— Given problem —
Locate each line containing the string "проекта" and copy it out.

— Extracted material —

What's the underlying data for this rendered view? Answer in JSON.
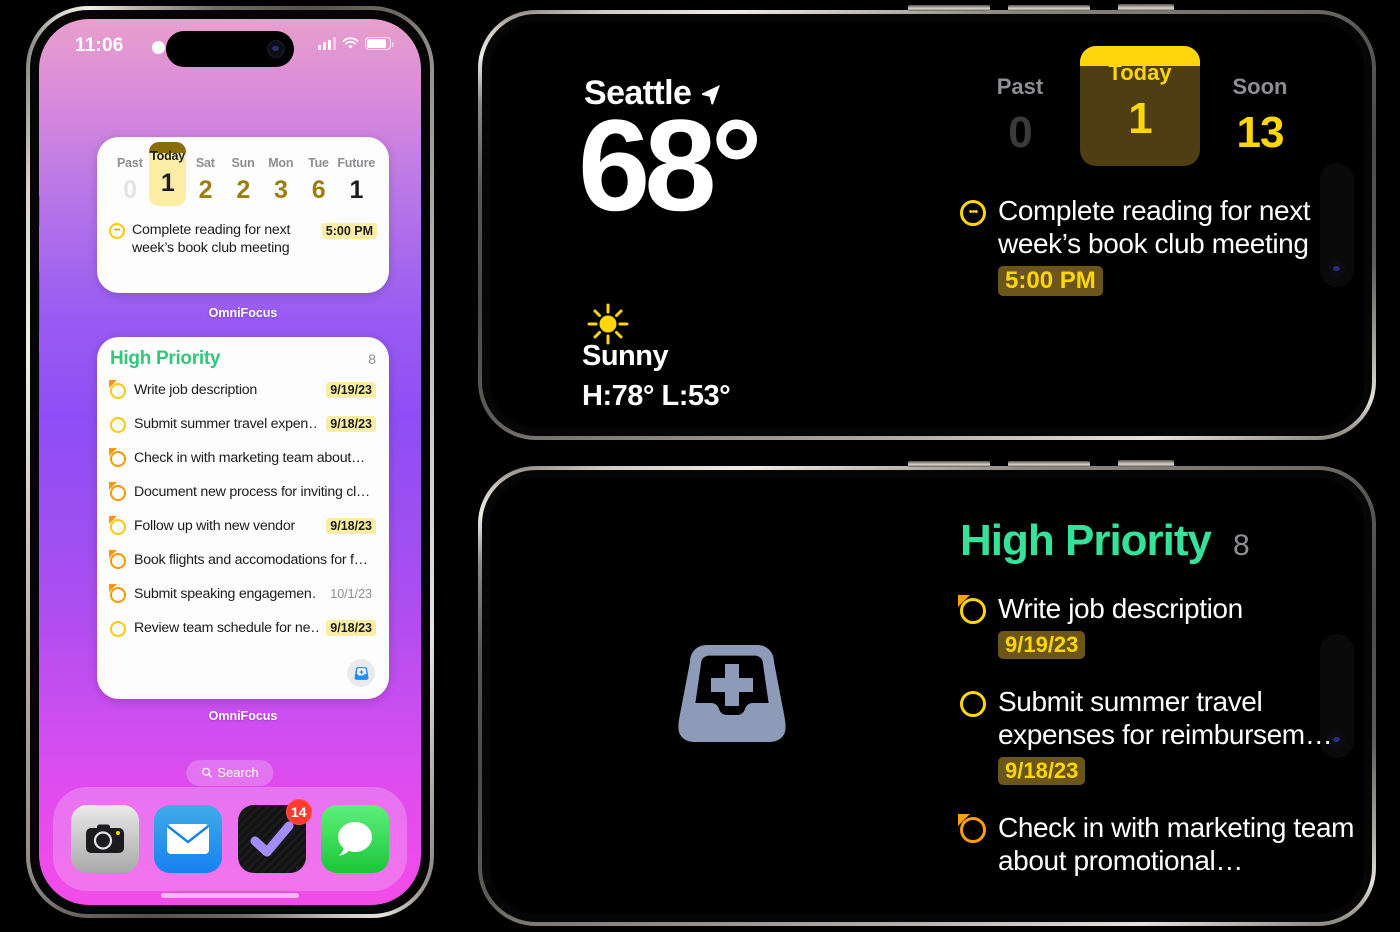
{
  "scene": {
    "background_color": "#000000"
  },
  "phone_portrait": {
    "name": "iPhone home screen portrait",
    "status_bar": {
      "time": "11:06",
      "recording_indicator": "recording-dot",
      "cellular": "cellular-bars-icon",
      "wifi": "wifi-icon",
      "battery": "battery-icon"
    },
    "wallpaper_colors": {
      "top": "#e89fcd",
      "middle": "#8f4ef5",
      "bottom": "#f24ce8"
    },
    "forecast_widget": {
      "label": "OmniFocus",
      "columns": [
        {
          "name": "Past",
          "count": "0",
          "state": "dim"
        },
        {
          "name": "Today",
          "count": "1",
          "state": "today"
        },
        {
          "name": "Sat",
          "count": "2",
          "state": "normal"
        },
        {
          "name": "Sun",
          "count": "2",
          "state": "normal"
        },
        {
          "name": "Mon",
          "count": "3",
          "state": "normal"
        },
        {
          "name": "Tue",
          "count": "6",
          "state": "normal"
        },
        {
          "name": "Future",
          "count": "1",
          "state": "future"
        }
      ],
      "task": {
        "icon": "circle-dots-icon",
        "text": "Complete reading for next week’s book club meeting",
        "time": "5:00 PM"
      }
    },
    "priority_widget": {
      "label": "OmniFocus",
      "title": "High Priority",
      "count": "8",
      "add_button_icon": "inbox-plus-icon",
      "items": [
        {
          "icon": "circle-repeat-icon",
          "text": "Write job description",
          "date": "9/19/23",
          "date_style": "highlight"
        },
        {
          "icon": "circle-icon",
          "text": "Submit summer travel expen…",
          "date": "9/18/23",
          "date_style": "highlight"
        },
        {
          "icon": "circle-repeat-icon",
          "text": "Check in with marketing team about…",
          "date": "",
          "date_style": "none"
        },
        {
          "icon": "circle-repeat-icon",
          "text": "Document new process for inviting cl…",
          "date": "",
          "date_style": "none"
        },
        {
          "icon": "circle-repeat-icon",
          "text": "Follow up with new vendor",
          "date": "9/18/23",
          "date_style": "highlight"
        },
        {
          "icon": "circle-repeat-icon",
          "text": "Book flights and accomodations for f…",
          "date": "",
          "date_style": "none"
        },
        {
          "icon": "circle-repeat-icon",
          "text": "Submit speaking engagemen…",
          "date": "10/1/23",
          "date_style": "plain"
        },
        {
          "icon": "circle-icon",
          "text": "Review team schedule for ne…",
          "date": "9/18/23",
          "date_style": "highlight"
        }
      ]
    },
    "search_pill": {
      "icon": "search-icon",
      "label": "Search"
    },
    "dock": [
      {
        "name": "camera-app-icon",
        "label": "Camera",
        "badge": ""
      },
      {
        "name": "mail-app-icon",
        "label": "Mail",
        "badge": ""
      },
      {
        "name": "things-app-icon",
        "label": "Things",
        "badge": "14"
      },
      {
        "name": "messages-app-icon",
        "label": "Messages",
        "badge": ""
      }
    ]
  },
  "phone_landscape_top": {
    "weather": {
      "city": "Seattle",
      "location_icon": "location-arrow-icon",
      "temperature": "68°",
      "condition_icon": "sun-icon",
      "condition": "Sunny",
      "high_low": "H:78° L:53°"
    },
    "forecast": {
      "columns": [
        {
          "name": "Past",
          "count": "0",
          "state": "dim"
        },
        {
          "name": "Today",
          "count": "1",
          "state": "today"
        },
        {
          "name": "Soon",
          "count": "13",
          "state": "normal"
        }
      ],
      "task": {
        "icon": "circle-dots-icon",
        "text": "Complete reading for next week’s book club meeting",
        "time": "5:00 PM"
      }
    }
  },
  "phone_landscape_bottom": {
    "inbox_icon": "inbox-plus-icon",
    "priority": {
      "title": "High Priority",
      "count": "8",
      "items": [
        {
          "icon": "circle-repeat-icon",
          "text": "Write job description",
          "date": "9/19/23"
        },
        {
          "icon": "circle-icon",
          "text": "Submit summer travel expenses for reimbursem…",
          "date": "9/18/23"
        },
        {
          "icon": "circle-repeat-icon",
          "text": "Check in with marketing team about promotional…",
          "date": ""
        }
      ]
    }
  },
  "accent_colors": {
    "yellow": "#ffd60a",
    "orange": "#ff9f0a",
    "green": "#35e29a",
    "badge_red": "#ff3b30",
    "today_pill_dark": "#4e3e12",
    "date_chip_dark": "#6b5518",
    "date_chip_light": "#fbeea4"
  }
}
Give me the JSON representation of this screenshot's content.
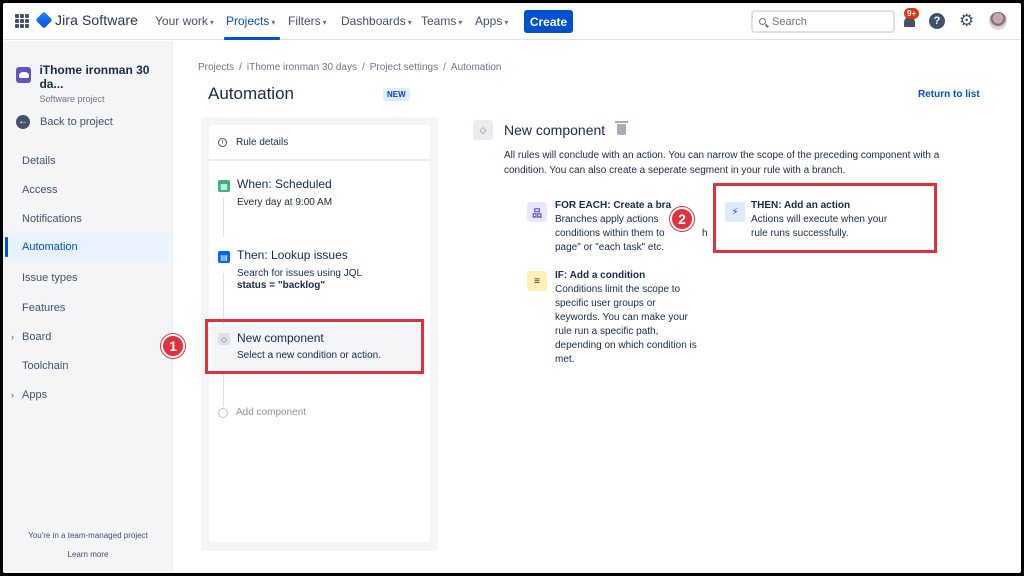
{
  "topnav": {
    "product": "Jira Software",
    "items": [
      {
        "label": "Your work"
      },
      {
        "label": "Projects"
      },
      {
        "label": "Filters"
      },
      {
        "label": "Dashboards"
      },
      {
        "label": "Teams"
      },
      {
        "label": "Apps"
      }
    ],
    "create_label": "Create",
    "search_placeholder": "Search",
    "notifications_badge": "9+",
    "help_label": "?"
  },
  "sidebar": {
    "project_name": "iThome ironman 30 da...",
    "project_type": "Software project",
    "back_label": "Back to project",
    "items": [
      {
        "label": "Details"
      },
      {
        "label": "Access"
      },
      {
        "label": "Notifications"
      },
      {
        "label": "Automation"
      },
      {
        "label": "Issue types"
      },
      {
        "label": "Features"
      },
      {
        "label": "Board"
      },
      {
        "label": "Toolchain"
      },
      {
        "label": "Apps"
      }
    ],
    "footer_text": "You're in a team-managed project",
    "learn_more": "Learn more"
  },
  "breadcrumbs": [
    "Projects",
    "iThome ironman 30 days",
    "Project settings",
    "Automation"
  ],
  "page": {
    "title": "Automation",
    "lozenge": "NEW",
    "return_link": "Return to list"
  },
  "rule": {
    "details_label": "Rule details",
    "trigger_title": "When: Scheduled",
    "trigger_sub": "Every day at 9:00 AM",
    "action_title": "Then: Lookup issues",
    "action_sub": "Search for issues using JQL",
    "action_jql": "status = \"backlog\"",
    "new_title": "New component",
    "new_sub": "Select a new condition or action.",
    "add_component": "Add component"
  },
  "annotations": [
    "1",
    "2"
  ],
  "component_panel": {
    "title": "New component",
    "description": "All rules will conclude with an action. You can narrow the scope of the preceding component with a condition. You can also create a seperate segment in your rule with a branch.",
    "options": [
      {
        "title": "FOR EACH: Create a bra",
        "desc": [
          "Branches apply actions",
          "conditions within them to",
          "page\" or \"each task\" etc."
        ],
        "desc_tail": "h"
      },
      {
        "title": "THEN: Add an action",
        "desc": [
          "Actions will execute when your",
          "rule runs successfully."
        ]
      },
      {
        "title": "IF: Add a condition",
        "desc": [
          "Conditions limit the scope to",
          "specific user groups or",
          "keywords. You can make your",
          "rule run a specific path,",
          "depending on which condition is",
          "met."
        ]
      }
    ]
  },
  "colors": {
    "brand": "#0052cc",
    "annotation_red": "#e0313d",
    "trigger_icon": "#36b37e",
    "action_icon": "#0065ff",
    "branch_icon": "#6554c0",
    "condition_icon": "#ffc400"
  }
}
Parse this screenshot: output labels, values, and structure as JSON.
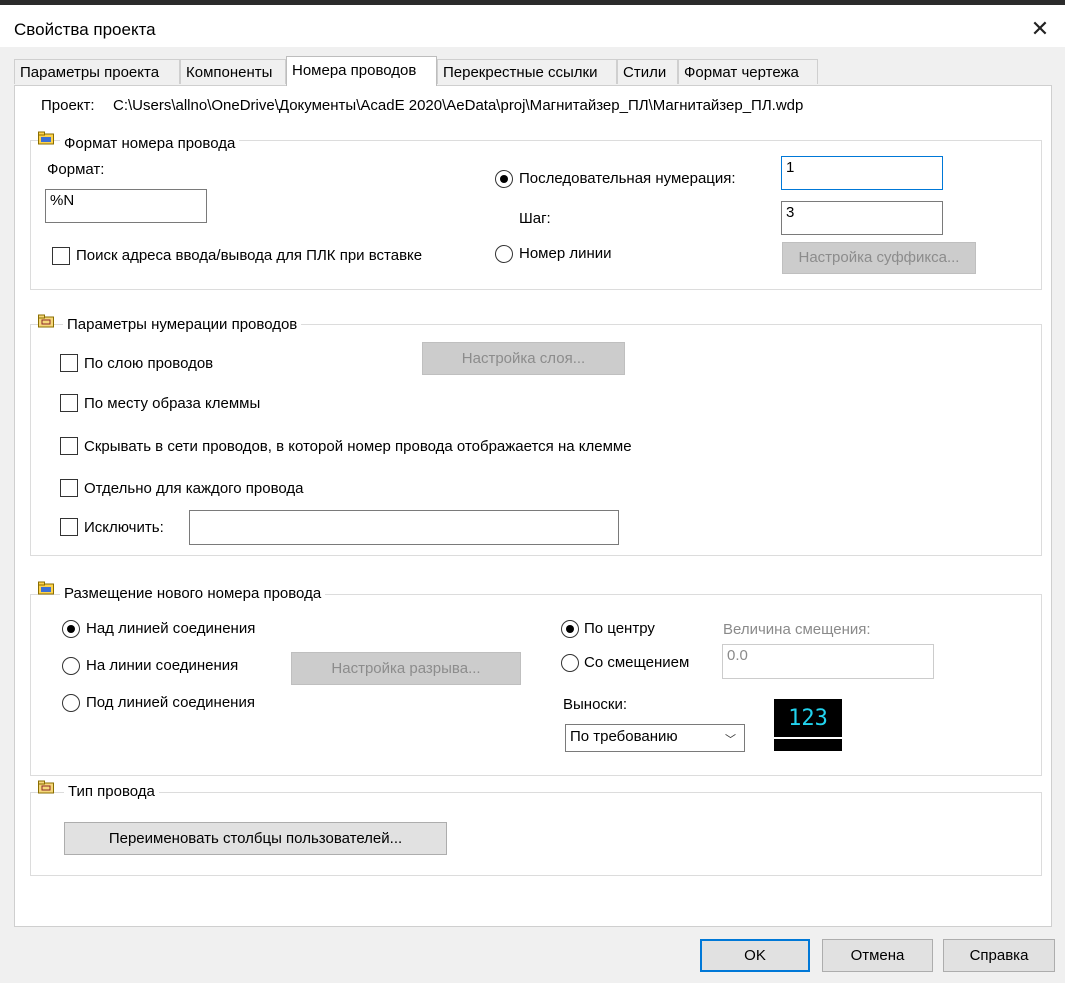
{
  "window": {
    "title": "Свойства проекта"
  },
  "tabs": [
    {
      "label": "Параметры проекта"
    },
    {
      "label": "Компоненты"
    },
    {
      "label": "Номера проводов"
    },
    {
      "label": "Перекрестные ссылки"
    },
    {
      "label": "Стили"
    },
    {
      "label": "Формат чертежа"
    }
  ],
  "project": {
    "label": "Проект:",
    "path": "C:\\Users\\allno\\OneDrive\\Документы\\AcadE 2020\\AeData\\proj\\Магнитайзер_ПЛ\\Магнитайзер_ПЛ.wdp"
  },
  "wire_format": {
    "legend": "Формат номера провода",
    "format_label": "Формат:",
    "format_value": "%N",
    "plc_search_label": "Поиск адреса ввода/вывода для ПЛК при вставке",
    "plc_search_checked": false,
    "sequential_label": "Последовательная нумерация:",
    "sequential_selected": true,
    "start_value": "1",
    "step_label": "Шаг:",
    "step_value": "3",
    "line_number_label": "Номер линии",
    "suffix_button": "Настройка суффикса..."
  },
  "numbering": {
    "legend": "Параметры нумерации проводов",
    "by_layer_label": "По слою проводов",
    "layer_button": "Настройка слоя...",
    "by_terminal_label": "По месту образа клеммы",
    "hide_label": "Скрывать в сети проводов, в которой номер провода отображается на клемме",
    "per_wire_label": "Отдельно для каждого провода",
    "exclude_label": "Исключить:",
    "exclude_value": ""
  },
  "placement": {
    "legend": "Размещение нового номера провода",
    "above_label": "Над линией соединения",
    "above_selected": true,
    "inline_label": "На линии соединения",
    "below_label": "Под линией соединения",
    "gap_button": "Настройка разрыва...",
    "center_label": "По центру",
    "center_selected": true,
    "offset_label": "Со смещением",
    "offset_value_label": "Величина смещения:",
    "offset_value": "0.0",
    "leaders_label": "Выноски:",
    "leaders_value": "По требованию",
    "preview_text": "123"
  },
  "wire_type": {
    "legend": "Тип провода",
    "rename_button": "Переименовать столбцы пользователей..."
  },
  "footer": {
    "ok": "OK",
    "cancel": "Отмена",
    "help": "Справка"
  },
  "colors": {
    "accent": "#0078d7",
    "preview_bg": "#000000",
    "preview_text": "#22d3ee"
  }
}
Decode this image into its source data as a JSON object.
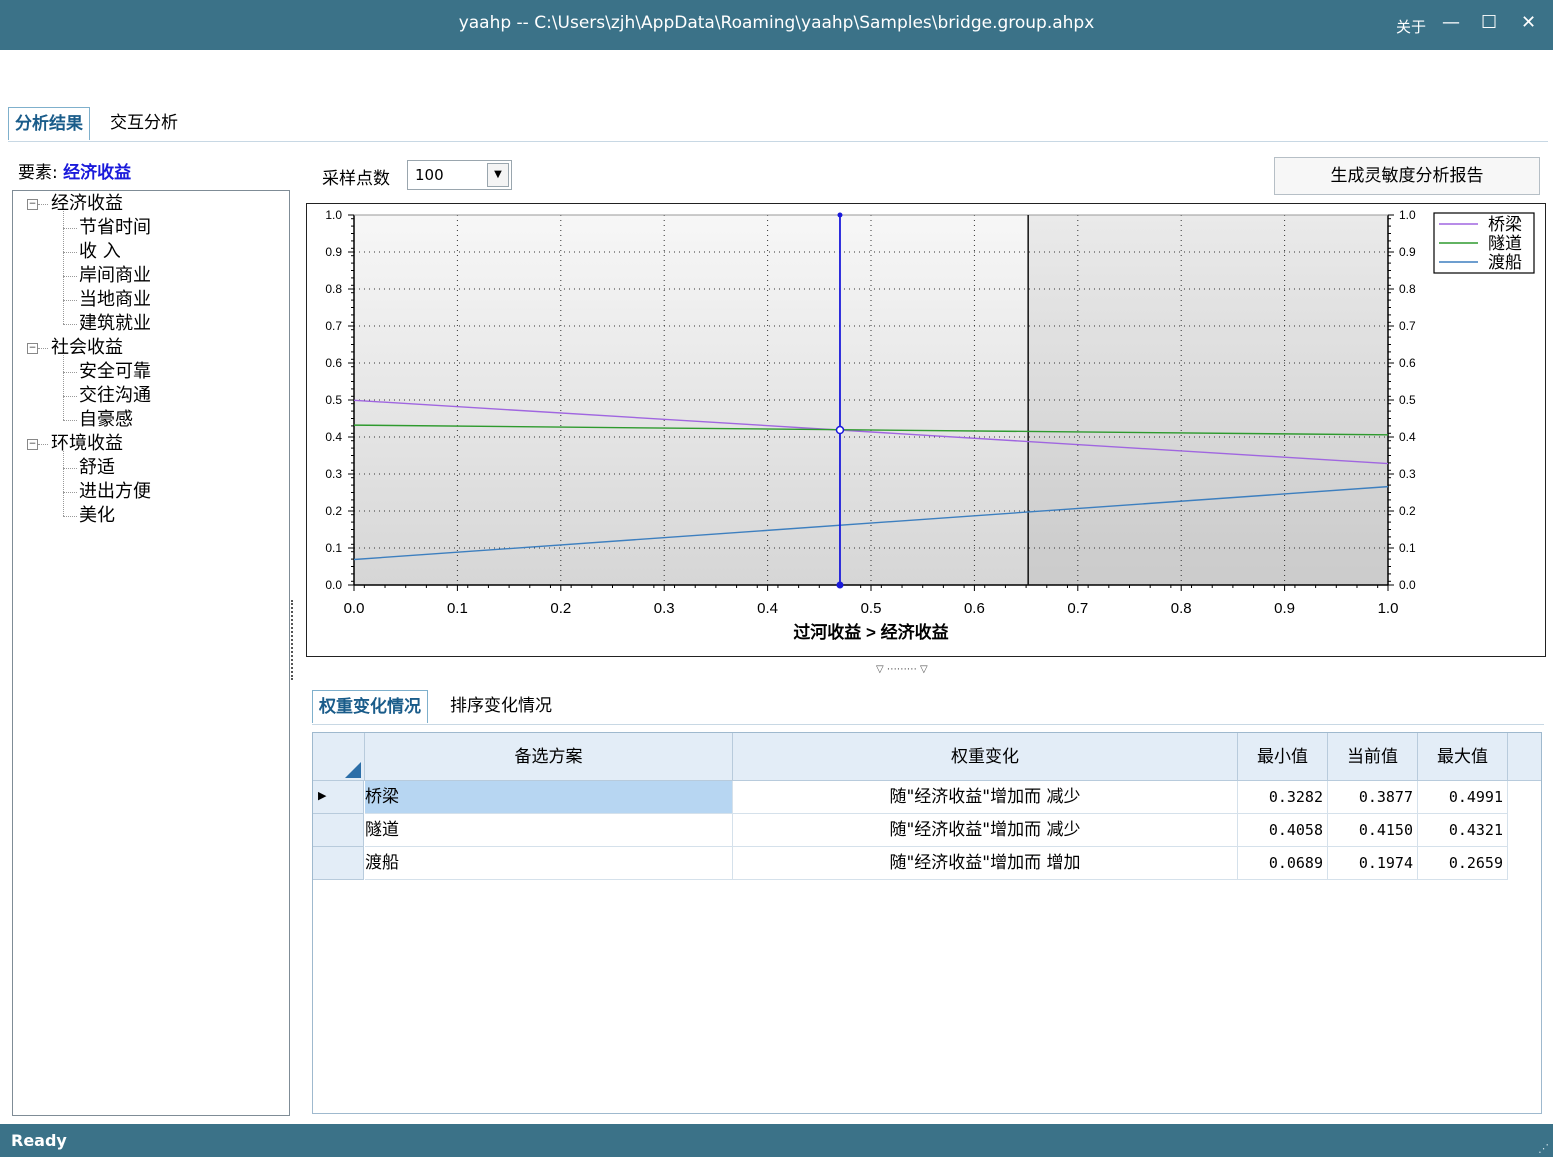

— Finished answer —
    "title": "Свойства проекта"
      "label": "Параметры проекта"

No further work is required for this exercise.